* _TO DO_: Look through the material below for "enough". Copy every line that contains it.
********
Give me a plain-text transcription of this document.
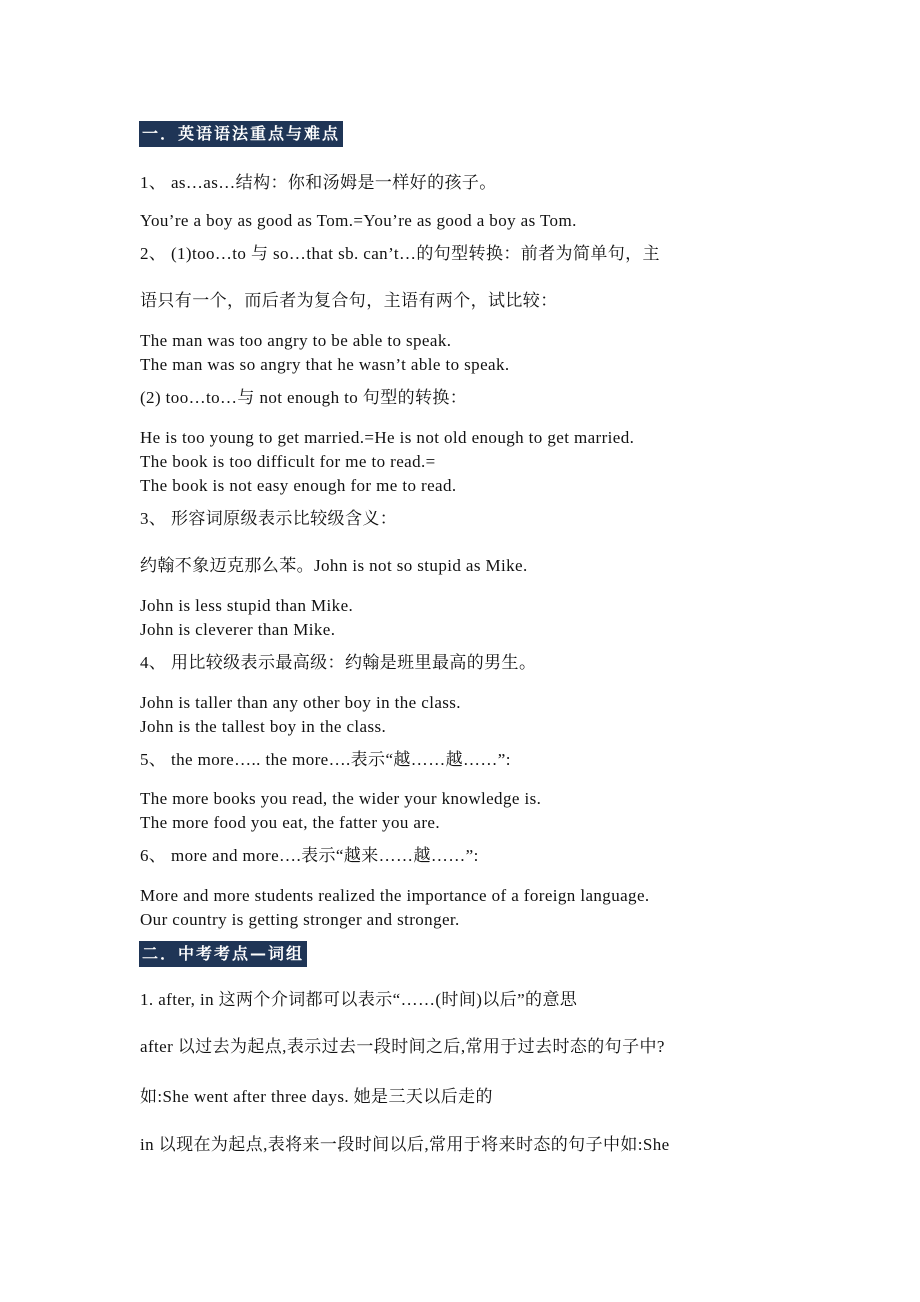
一．英语语法重点与难点
1、 as…as…结构：你和汤姆是一样好的孩子。
You’re a boy as good as Tom.=You’re as good a boy as Tom.
2、 (1)too…to 与 so…that sb. can’t…的句型转换：前者为简单句，主
语只有一个，而后者为复合句，主语有两个，试比较：
The man was too angry to be able to speak.
The man was so angry that he wasn’t able to speak.
(2) too…to…与 not enough to 句型的转换：
He is too young to get married.=He is not old enough to get married.
The book is too difficult for me to read.=
The book is not easy enough for me to read.
3、 形容词原级表示比较级含义：
约翰不象迈克那么苯。John is not so stupid as Mike.
John is less stupid than Mike.
John is cleverer than Mike.
4、 用比较级表示最高级：约翰是班里最高的男生。
John is taller than any other boy in the class.
John is the tallest boy in the class.
5、 the more….. the more….表示“越……越……”:
The more books you read, the wider your knowledge is.
The more food you eat, the fatter you are.
6、 more and more….表示“越来……越……”:
More and more students realized the importance of a foreign language.
Our country is getting stronger and stronger.
二．中考考点—词组
1. after, in 这两个介词都可以表示“……(时间)以后”的意思
after 以过去为起点,表示过去一段时间之后,常用于过去时态的句子中?
如:She went after three days. 她是三天以后走的
in 以现在为起点,表将来一段时间以后,常用于将来时态的句子中如:She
********
* _CORRECT RESULT_:
(2) too…to…与 not enough to 句型的转换：
He is too young to get married.=He is not old enough to get married.
The book is not easy enough for me to read.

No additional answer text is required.